(What needs to be done): Update the rows starting at the line that has "Text: &1: &1 xyxy=(159,226,169,232)" and stopping after the line that has "Text: &1: &1 xyxy=(353,226,363,232)", replacing "OH" with "OMe" and leaving everything else unchanged. Return only those lines.

(Source data):
======
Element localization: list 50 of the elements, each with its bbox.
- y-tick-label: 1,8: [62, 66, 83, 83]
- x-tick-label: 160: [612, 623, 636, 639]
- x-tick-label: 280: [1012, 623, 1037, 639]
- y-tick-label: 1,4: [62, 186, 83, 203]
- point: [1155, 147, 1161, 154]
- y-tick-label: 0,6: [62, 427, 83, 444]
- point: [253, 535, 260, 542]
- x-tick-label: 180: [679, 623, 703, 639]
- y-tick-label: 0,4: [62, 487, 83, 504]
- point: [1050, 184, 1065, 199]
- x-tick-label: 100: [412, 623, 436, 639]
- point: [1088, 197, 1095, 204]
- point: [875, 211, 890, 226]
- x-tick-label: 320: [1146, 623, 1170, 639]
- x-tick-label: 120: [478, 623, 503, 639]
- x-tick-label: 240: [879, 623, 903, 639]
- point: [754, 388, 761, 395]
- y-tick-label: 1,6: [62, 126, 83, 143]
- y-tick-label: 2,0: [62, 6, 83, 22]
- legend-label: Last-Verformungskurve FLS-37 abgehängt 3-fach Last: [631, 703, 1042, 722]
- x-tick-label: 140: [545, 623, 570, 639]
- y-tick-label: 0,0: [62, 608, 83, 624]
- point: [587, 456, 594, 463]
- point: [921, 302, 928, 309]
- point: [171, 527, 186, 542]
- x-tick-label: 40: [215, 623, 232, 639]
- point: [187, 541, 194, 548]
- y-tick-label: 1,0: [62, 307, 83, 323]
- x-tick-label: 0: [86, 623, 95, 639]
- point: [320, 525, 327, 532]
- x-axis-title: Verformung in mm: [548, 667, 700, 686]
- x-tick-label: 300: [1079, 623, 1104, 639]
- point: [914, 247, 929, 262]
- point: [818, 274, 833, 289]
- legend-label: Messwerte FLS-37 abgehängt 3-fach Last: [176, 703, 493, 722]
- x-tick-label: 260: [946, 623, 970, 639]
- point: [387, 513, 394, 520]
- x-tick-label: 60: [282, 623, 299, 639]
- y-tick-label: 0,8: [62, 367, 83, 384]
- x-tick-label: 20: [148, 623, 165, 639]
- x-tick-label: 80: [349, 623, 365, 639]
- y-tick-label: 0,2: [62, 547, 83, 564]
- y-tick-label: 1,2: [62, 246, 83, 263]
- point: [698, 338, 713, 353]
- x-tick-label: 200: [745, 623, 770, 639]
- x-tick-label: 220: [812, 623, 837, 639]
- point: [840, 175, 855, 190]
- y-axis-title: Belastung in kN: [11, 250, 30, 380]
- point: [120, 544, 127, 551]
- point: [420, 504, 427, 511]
======
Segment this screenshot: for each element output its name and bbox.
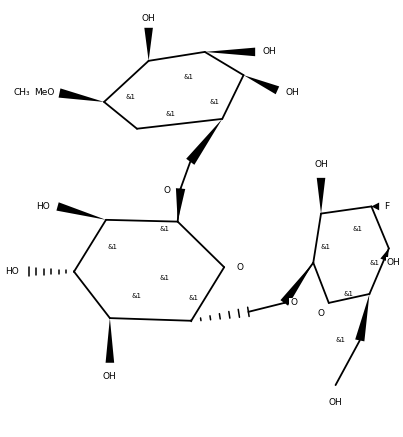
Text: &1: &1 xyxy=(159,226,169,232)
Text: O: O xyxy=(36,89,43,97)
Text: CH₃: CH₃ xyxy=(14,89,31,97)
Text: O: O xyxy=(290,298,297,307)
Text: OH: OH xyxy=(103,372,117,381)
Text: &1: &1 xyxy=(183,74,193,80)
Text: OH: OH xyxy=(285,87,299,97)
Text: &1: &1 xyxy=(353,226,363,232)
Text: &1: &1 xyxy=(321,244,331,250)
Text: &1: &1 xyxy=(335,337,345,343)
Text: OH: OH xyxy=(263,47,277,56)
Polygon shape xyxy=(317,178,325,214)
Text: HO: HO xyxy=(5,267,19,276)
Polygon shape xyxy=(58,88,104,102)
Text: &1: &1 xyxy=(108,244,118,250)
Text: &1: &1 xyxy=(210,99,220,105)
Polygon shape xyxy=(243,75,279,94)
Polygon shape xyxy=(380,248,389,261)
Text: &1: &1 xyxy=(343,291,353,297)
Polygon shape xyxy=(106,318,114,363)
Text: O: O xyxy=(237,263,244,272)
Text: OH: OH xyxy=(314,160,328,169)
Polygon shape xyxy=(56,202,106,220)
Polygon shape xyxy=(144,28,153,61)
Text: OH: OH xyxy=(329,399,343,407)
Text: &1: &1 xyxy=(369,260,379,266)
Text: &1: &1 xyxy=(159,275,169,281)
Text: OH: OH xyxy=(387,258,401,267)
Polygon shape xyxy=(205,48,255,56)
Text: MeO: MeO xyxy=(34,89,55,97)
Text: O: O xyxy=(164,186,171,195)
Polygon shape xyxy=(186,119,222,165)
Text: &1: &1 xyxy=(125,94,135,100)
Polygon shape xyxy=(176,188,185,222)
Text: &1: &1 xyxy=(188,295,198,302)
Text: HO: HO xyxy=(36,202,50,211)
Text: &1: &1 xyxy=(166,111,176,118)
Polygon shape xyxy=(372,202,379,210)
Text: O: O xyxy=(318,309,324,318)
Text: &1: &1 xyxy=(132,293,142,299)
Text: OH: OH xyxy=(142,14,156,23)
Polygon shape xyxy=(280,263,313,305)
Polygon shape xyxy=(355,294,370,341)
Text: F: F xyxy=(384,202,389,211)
======
(Completed exercise):
Text: &1: &1 xyxy=(159,226,169,232)
Text: O: O xyxy=(36,89,43,97)
Text: CH₃: CH₃ xyxy=(14,89,31,97)
Text: O: O xyxy=(290,298,297,307)
Text: OMe: OMe xyxy=(103,372,117,381)
Text: &1: &1 xyxy=(183,74,193,80)
Text: OMe: OMe xyxy=(285,87,299,97)
Text: &1: &1 xyxy=(353,226,363,232)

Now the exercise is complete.